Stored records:

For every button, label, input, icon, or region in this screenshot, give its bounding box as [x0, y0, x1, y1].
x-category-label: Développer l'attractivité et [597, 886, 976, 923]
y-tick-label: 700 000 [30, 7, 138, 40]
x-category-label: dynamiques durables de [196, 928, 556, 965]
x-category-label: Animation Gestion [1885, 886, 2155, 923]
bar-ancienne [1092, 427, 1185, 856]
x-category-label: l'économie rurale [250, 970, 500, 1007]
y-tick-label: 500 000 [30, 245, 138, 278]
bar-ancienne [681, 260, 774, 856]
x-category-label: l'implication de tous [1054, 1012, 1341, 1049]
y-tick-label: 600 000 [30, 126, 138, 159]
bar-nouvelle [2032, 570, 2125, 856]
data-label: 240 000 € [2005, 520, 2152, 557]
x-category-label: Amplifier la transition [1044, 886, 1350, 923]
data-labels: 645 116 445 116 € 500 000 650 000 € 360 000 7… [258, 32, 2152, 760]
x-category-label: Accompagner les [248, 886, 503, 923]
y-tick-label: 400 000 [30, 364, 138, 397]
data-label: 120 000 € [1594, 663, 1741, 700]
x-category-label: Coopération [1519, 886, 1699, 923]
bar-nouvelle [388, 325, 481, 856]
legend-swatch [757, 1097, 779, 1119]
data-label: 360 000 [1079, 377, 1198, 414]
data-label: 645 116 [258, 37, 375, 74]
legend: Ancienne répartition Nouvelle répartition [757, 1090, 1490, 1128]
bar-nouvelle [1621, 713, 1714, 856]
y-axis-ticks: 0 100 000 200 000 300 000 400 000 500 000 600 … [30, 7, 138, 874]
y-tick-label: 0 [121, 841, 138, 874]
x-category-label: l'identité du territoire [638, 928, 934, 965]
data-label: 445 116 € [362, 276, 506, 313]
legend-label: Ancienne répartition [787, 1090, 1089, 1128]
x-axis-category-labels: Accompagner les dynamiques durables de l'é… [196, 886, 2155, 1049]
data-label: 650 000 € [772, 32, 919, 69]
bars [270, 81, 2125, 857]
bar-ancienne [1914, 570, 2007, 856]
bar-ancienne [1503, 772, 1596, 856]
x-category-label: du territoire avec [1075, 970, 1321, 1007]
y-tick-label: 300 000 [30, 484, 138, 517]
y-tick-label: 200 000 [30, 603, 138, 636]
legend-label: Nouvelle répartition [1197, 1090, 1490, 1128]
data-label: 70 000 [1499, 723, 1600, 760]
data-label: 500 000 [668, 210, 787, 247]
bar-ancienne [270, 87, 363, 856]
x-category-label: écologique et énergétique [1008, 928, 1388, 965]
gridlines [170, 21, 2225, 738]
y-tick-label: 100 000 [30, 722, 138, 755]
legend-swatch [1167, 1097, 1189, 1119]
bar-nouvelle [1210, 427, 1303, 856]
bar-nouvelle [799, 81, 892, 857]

#### Written exercise
Could you copy out the stored data line for line, beginning with the very first line and stopping after the line that contains "y-tick-label: 600 000 [30, 126, 138, 159]"?

#### Result for this task
For every button, label, input, icon, or region in this screenshot, give its bounding box as [x0, y0, x1, y1].
x-category-label: Développer l'attractivité et [597, 886, 976, 923]
y-tick-label: 700 000 [30, 7, 138, 40]
x-category-label: dynamiques durables de [196, 928, 556, 965]
x-category-label: Animation Gestion [1885, 886, 2155, 923]
bar-ancienne [1092, 427, 1185, 856]
x-category-label: l'économie rurale [250, 970, 500, 1007]
y-tick-label: 500 000 [30, 245, 138, 278]
bar-ancienne [681, 260, 774, 856]
x-category-label: l'implication de tous [1054, 1012, 1341, 1049]
y-tick-label: 600 000 [30, 126, 138, 159]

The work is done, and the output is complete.